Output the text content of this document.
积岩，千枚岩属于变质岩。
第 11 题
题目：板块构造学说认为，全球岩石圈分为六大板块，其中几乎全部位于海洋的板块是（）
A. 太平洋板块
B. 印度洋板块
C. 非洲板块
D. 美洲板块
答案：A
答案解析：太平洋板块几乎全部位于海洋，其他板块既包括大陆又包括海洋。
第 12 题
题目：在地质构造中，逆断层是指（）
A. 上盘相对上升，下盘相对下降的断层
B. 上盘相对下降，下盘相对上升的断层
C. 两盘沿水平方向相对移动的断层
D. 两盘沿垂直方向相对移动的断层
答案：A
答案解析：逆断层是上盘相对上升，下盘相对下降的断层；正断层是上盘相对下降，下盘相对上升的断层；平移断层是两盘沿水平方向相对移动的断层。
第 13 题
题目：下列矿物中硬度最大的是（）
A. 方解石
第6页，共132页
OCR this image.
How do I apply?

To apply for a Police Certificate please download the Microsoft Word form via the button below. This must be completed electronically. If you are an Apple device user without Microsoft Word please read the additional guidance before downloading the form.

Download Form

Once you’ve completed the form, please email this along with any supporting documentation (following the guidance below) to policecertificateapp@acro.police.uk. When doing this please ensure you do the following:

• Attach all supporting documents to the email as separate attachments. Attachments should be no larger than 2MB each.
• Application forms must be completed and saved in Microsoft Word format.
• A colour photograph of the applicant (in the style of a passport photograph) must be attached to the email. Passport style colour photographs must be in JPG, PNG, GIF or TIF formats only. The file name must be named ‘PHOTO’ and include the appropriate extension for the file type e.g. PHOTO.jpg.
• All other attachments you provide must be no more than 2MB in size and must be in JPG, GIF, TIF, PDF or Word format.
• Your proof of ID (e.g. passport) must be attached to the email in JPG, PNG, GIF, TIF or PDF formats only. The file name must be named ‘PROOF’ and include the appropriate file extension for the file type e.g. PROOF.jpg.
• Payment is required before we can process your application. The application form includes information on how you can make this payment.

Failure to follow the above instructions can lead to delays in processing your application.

____________

Aim. Please list every line of the records that contains "Word".

In response.
To apply for a Police Certificate please download the Microsoft Word form via the button below. This must be completed electronically. If you are an Apple device user without Microsoft Word please read the additional guidance before downloading the form.
• Application forms must be completed and saved in Microsoft Word format.
• All other attachments you provide must be no more than 2MB in size and must be in JPG, GIF, TIF, PDF or Word format.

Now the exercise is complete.